▶ [What is required] Transcribe the records that follow exactly. Skip the pictures.

Extracted records
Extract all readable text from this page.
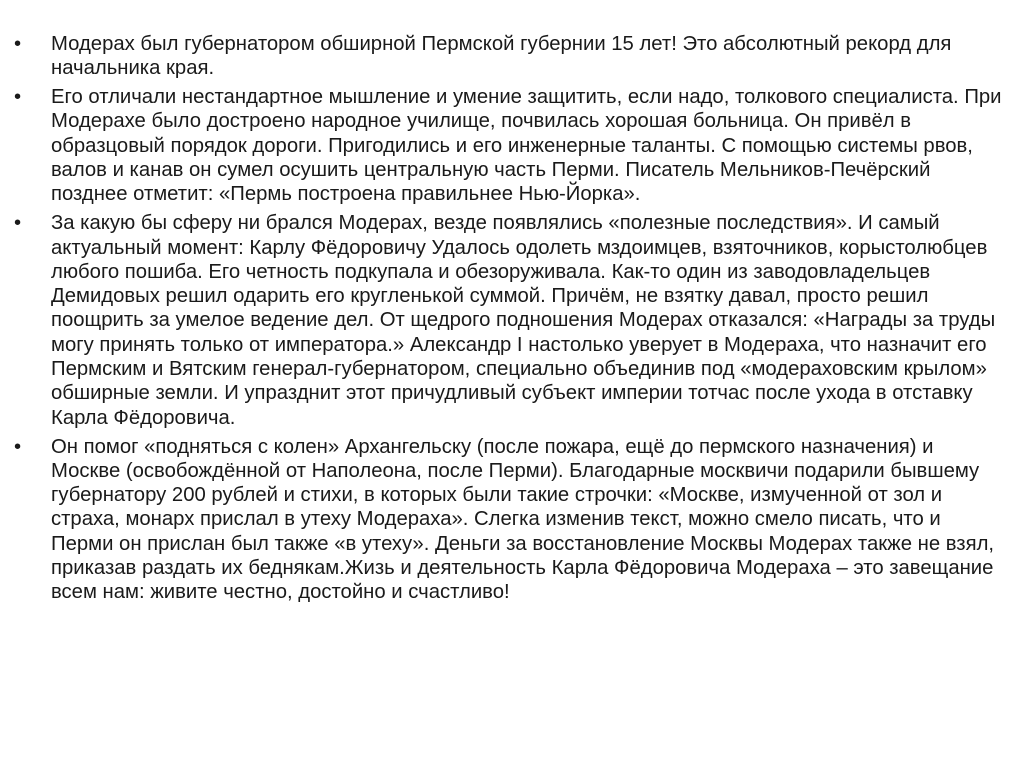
•	Модерах был губернатором обширной Пермской губернии 15 лет! Это абсолютный рекорд для начальника края.
•	Его отличали нестандартное мышление и умение защитить, если надо, толкового специалиста. При Модерахе было достроено народное училище, почвилась хорошая больница. Он привёл в образцовый порядок дороги. Пригодились и его инженерные таланты. С помощью системы рвов, валов и канав он сумел осушить центральную часть Перми. Писатель Мельников-Печёрский позднее отметит: «Пермь построена правильнее Нью-Йорка».
•	За какую бы сферу ни брался Модерах, везде появлялись «полезные последствия». И самый актуальный момент: Карлу Фёдоровичу Удалось одолеть мздоимцев, взяточников, корыстолюбцев любого пошиба. Его четность подкупала и обезоруживала. Как-то один из заводовладельцев Демидовых решил одарить его кругленькой суммой. Причём, не взятку давал, просто решил поощрить за умелое ведение дел. От щедрого подношения Модерах отказался: «Награды за труды могу принять только от императора.» Александр I настолько уверует в Модераха, что назначит его Пермским и Вятским генерал-губернатором, специально объединив под «модераховским крылом» обширные земли. И упразднит этот причудливый субъект империи тотчас после ухода в отставку Карла Фёдоровича.
•	Он помог «подняться с колен» Архангельску (после пожара, ещё до пермского назначения) и Москве (освобождённой от Наполеона, после Перми). Благодарные москвичи подарили бывшему губернатору 200 рублей и стихи, в которых были такие строчки: «Москве, измученной от зол и страха, монарх прислал в утеху Модераха». Слегка изменив текст, можно смело писать, что и Перми он прислан был также «в утеху». Деньги за восстановление Москвы Модерах также не взял, приказав раздать их беднякам.Жизь и деятельность Карла Фёдоровича Модераха – это завещание всем нам: живите честно, достойно и счастливо!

▶ [Answer for this exercise]
Extract all readable text from this page.
•	Модерах был губернатором обширной Пермской губернии 15 лет! Это абсолютный рекорд для начальника края.
•	Его отличали нестандартное мышление и умение защитить, если надо, толкового специалиста. При Модерахе было достроено народное училище, почвилась хорошая больница. Он привёл в образцовый порядок дороги. Пригодились и его инженерные таланты. С помощью системы рвов, валов и канав он сумел осушить центральную часть Перми. Писатель Мельников-Печёрский позднее отметит: «Пермь построена правильнее Нью-Йорка».
•	За какую бы сферу ни брался Модерах, везде появлялись «полезные последствия». И самый актуальный момент: Карлу Фёдоровичу Удалось одолеть мздоимцев, взяточников, корыстолюбцев любого пошиба. Его четность подкупала и обезоруживала. Как-то один из заводовладельцев Демидовых решил одарить его кругленькой суммой. Причём, не взятку давал, просто решил поощрить за умелое ведение дел. От щедрого подношения Модерах отказался: «Награды за труды могу принять только от императора.» Александр I настолько уверует в Модераха, что назначит его Пермским и Вятским генерал-губернатором, специально объединив под «модераховским крылом» обширные земли. И упразднит этот причудливый субъект империи тотчас после ухода в отставку Карла Фёдоровича.
•	Он помог «подняться с колен» Архангельску (после пожара, ещё до пермского назначения) и Москве (освобождённой от Наполеона, после Перми). Благодарные москвичи подарили бывшему губернатору 200 рублей и стихи, в которых были такие строчки: «Москве, измученной от зол и страха, монарх прислал в утеху Модераха». Слегка изменив текст, можно смело писать, что и Перми он прислан был также «в утеху». Деньги за восстановление Москвы Модерах также не взял, приказав раздать их беднякам.Жизь и деятельность Карла Фёдоровича Модераха – это завещание всем нам: живите честно, достойно и счастливо!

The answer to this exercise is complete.